>> START Material for this task

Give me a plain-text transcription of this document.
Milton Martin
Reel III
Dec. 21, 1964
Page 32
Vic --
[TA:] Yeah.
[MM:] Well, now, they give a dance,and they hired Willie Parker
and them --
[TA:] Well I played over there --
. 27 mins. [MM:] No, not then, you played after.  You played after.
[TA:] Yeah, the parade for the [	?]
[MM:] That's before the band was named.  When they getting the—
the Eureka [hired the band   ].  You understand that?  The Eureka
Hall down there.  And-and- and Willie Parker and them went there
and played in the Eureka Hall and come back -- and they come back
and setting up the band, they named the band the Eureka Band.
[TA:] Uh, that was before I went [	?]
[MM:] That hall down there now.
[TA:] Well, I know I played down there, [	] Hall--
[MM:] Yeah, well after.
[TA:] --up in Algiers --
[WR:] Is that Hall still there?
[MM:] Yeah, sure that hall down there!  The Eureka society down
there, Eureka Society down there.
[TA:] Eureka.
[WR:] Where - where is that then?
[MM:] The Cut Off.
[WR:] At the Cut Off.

>> END Material for this task

=== What to work on ===
Write down all the entries again without a single difference.

=== Exercise solution ===
Give me a plain-text transcription of this document.
Milton Martin
Reel III
Dec. 21, 1964
Page 32
Vic --
[TA:] Yeah.
[MM:] Well, now, they give a dance,and they hired Willie Parker
and them --
[TA:] Well I played over there --
. 27 mins. [MM:] No, not then, you played after.  You played after.
[TA:] Yeah, the parade for the [	?]
[MM:] That's before the band was named.  When they getting the—
the Eureka [hired the band   ].  You understand that?  The Eureka
Hall down there.  And-and- and Willie Parker and them went there
and played in the Eureka Hall and come back -- and they come back
and setting up the band, they named the band the Eureka Band.
[TA:] Uh, that was before I went [	?]
[MM:] That hall down there now.
[TA:] Well, I know I played down there, [	] Hall--
[MM:] Yeah, well after.
[TA:] --up in Algiers --
[WR:] Is that Hall still there?
[MM:] Yeah, sure that hall down there!  The Eureka society down
there, Eureka Society down there.
[TA:] Eureka.
[WR:] Where - where is that then?
[MM:] The Cut Off.
[WR:] At the Cut Off.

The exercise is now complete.